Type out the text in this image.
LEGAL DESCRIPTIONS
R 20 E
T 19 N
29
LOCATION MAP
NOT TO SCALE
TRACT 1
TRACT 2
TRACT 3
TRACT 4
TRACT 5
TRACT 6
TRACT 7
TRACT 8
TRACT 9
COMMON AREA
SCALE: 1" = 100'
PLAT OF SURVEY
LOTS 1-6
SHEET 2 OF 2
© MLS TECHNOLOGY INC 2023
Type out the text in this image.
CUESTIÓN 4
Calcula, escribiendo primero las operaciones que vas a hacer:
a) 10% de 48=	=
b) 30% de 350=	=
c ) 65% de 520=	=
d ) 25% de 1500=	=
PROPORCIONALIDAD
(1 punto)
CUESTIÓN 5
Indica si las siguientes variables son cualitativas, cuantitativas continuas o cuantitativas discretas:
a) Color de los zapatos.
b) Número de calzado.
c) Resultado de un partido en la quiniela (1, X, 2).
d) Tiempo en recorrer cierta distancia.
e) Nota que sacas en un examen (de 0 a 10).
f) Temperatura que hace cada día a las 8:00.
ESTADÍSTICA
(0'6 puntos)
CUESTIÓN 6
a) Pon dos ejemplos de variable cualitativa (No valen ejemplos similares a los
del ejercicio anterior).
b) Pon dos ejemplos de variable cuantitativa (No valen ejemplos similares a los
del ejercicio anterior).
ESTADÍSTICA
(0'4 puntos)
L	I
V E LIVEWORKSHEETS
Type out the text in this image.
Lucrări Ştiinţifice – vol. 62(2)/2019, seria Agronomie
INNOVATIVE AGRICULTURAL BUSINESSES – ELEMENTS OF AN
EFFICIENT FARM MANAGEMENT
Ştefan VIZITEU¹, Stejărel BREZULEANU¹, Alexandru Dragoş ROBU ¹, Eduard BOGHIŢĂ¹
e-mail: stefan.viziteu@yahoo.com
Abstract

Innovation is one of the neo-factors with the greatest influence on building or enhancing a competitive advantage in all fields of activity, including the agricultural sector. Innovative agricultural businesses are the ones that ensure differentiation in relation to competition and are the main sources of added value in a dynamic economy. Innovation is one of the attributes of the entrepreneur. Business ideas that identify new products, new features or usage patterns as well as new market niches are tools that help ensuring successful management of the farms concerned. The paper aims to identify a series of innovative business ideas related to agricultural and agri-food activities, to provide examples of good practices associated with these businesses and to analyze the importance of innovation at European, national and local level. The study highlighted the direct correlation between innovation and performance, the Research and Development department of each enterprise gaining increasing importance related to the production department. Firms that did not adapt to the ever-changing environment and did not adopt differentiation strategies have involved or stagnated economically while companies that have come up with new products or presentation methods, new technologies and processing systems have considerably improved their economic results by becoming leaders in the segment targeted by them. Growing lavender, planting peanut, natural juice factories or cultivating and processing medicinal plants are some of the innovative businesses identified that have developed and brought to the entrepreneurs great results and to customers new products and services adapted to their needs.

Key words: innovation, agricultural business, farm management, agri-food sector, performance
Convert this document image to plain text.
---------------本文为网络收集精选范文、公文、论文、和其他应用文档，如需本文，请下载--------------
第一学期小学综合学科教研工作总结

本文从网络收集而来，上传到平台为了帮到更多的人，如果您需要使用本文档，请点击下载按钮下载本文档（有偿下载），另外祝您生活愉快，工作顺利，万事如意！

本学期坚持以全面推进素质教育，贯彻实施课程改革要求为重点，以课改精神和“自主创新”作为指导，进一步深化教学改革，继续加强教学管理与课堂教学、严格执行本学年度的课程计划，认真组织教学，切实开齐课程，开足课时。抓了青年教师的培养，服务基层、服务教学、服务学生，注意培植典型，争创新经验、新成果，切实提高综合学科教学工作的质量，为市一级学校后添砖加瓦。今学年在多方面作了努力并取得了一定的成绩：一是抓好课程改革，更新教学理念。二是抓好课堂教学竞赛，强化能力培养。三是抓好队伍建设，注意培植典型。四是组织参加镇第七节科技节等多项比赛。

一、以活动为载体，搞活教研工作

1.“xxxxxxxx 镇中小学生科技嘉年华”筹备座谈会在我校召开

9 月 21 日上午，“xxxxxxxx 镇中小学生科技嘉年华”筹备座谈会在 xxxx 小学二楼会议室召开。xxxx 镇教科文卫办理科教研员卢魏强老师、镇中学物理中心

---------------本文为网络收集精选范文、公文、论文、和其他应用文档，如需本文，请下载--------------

● ● ● ● ●

What you have to do => Please return the data above exactly as given.

Written solution =>
Type out the text in this image.
LEGAL DESCRIPTIONS
R 20 E
T 19 N
29
LOCATION MAP
NOT TO SCALE
TRACT 1
TRACT 2
TRACT 3
TRACT 4
TRACT 5
TRACT 6
TRACT 7
TRACT 8
TRACT 9
COMMON AREA
SCALE: 1" = 100'
PLAT OF SURVEY
LOTS 1-6
SHEET 2 OF 2
© MLS TECHNOLOGY INC 2023
Type out the text in this image.
CUESTIÓN 4
Calcula, escribiendo primero las operaciones que vas a hacer:
a) 10% de 48=	=
b) 30% de 350=	=
c ) 65% de 520=	=
d ) 25% de 1500=	=
PROPORCIONALIDAD
(1 punto)
CUESTIÓN 5
Indica si las siguientes variables son cualitativas, cuantitativas continuas o cuantitativas discretas:
a) Color de los zapatos.
b) Número de calzado.
c) Resultado de un partido en la quiniela (1, X, 2).
d) Tiempo en recorrer cierta distancia.
e) Nota que sacas en un examen (de 0 a 10).
f) Temperatura que hace cada día a las 8:00.
ESTADÍSTICA
(0'6 puntos)
CUESTIÓN 6
a) Pon dos ejemplos de variable cualitativa (No valen ejemplos similares a los
del ejercicio anterior).
b) Pon dos ejemplos de variable cuantitativa (No valen ejemplos similares a los
del ejercicio anterior).
ESTADÍSTICA
(0'4 puntos)
L	I
V E LIVEWORKSHEETS
Type out the text in this image.
Lucrări Ştiinţifice – vol. 62(2)/2019, seria Agronomie
INNOVATIVE AGRICULTURAL BUSINESSES – ELEMENTS OF AN
EFFICIENT FARM MANAGEMENT
Ştefan VIZITEU¹, Stejărel BREZULEANU¹, Alexandru Dragoş ROBU ¹, Eduard BOGHIŢĂ¹
e-mail: stefan.viziteu@yahoo.com
Abstract

Innovation is one of the neo-factors with the greatest influence on building or enhancing a competitive advantage in all fields of activity, including the agricultural sector. Innovative agricultural businesses are the ones that ensure differentiation in relation to competition and are the main sources of added value in a dynamic economy. Innovation is one of the attributes of the entrepreneur. Business ideas that identify new products, new features or usage patterns as well as new market niches are tools that help ensuring successful management of the farms concerned. The paper aims to identify a series of innovative business ideas related to agricultural and agri-food activities, to provide examples of good practices associated with these businesses and to analyze the importance of innovation at European, national and local level. The study highlighted the direct correlation between innovation and performance, the Research and Development department of each enterprise gaining increasing importance related to the production department. Firms that did not adapt to the ever-changing environment and did not adopt differentiation strategies have involved or stagnated economically while companies that have come up with new products or presentation methods, new technologies and processing systems have considerably improved their economic results by becoming leaders in the segment targeted by them. Growing lavender, planting peanut, natural juice factories or cultivating and processing medicinal plants are some of the innovative businesses identified that have developed and brought to the entrepreneurs great results and to customers new products and services adapted to their needs.

Key words: innovation, agricultural business, farm management, agri-food sector, performance
Convert this document image to plain text.
---------------本文为网络收集精选范文、公文、论文、和其他应用文档，如需本文，请下载--------------
第一学期小学综合学科教研工作总结

本文从网络收集而来，上传到平台为了帮到更多的人，如果您需要使用本文档，请点击下载按钮下载本文档（有偿下载），另外祝您生活愉快，工作顺利，万事如意！

本学期坚持以全面推进素质教育，贯彻实施课程改革要求为重点，以课改精神和“自主创新”作为指导，进一步深化教学改革，继续加强教学管理与课堂教学、严格执行本学年度的课程计划，认真组织教学，切实开齐课程，开足课时。抓了青年教师的培养，服务基层、服务教学、服务学生，注意培植典型，争创新经验、新成果，切实提高综合学科教学工作的质量，为市一级学校后添砖加瓦。今学年在多方面作了努力并取得了一定的成绩：一是抓好课程改革，更新教学理念。二是抓好课堂教学竞赛，强化能力培养。三是抓好队伍建设，注意培植典型。四是组织参加镇第七节科技节等多项比赛。

一、以活动为载体，搞活教研工作

1.“xxxxxxxx 镇中小学生科技嘉年华”筹备座谈会在我校召开

9 月 21 日上午，“xxxxxxxx 镇中小学生科技嘉年华”筹备座谈会在 xxxx 小学二楼会议室召开。xxxx 镇教科文卫办理科教研员卢魏强老师、镇中学物理中心

---------------本文为网络收集精选范文、公文、论文、和其他应用文档，如需本文，请下载--------------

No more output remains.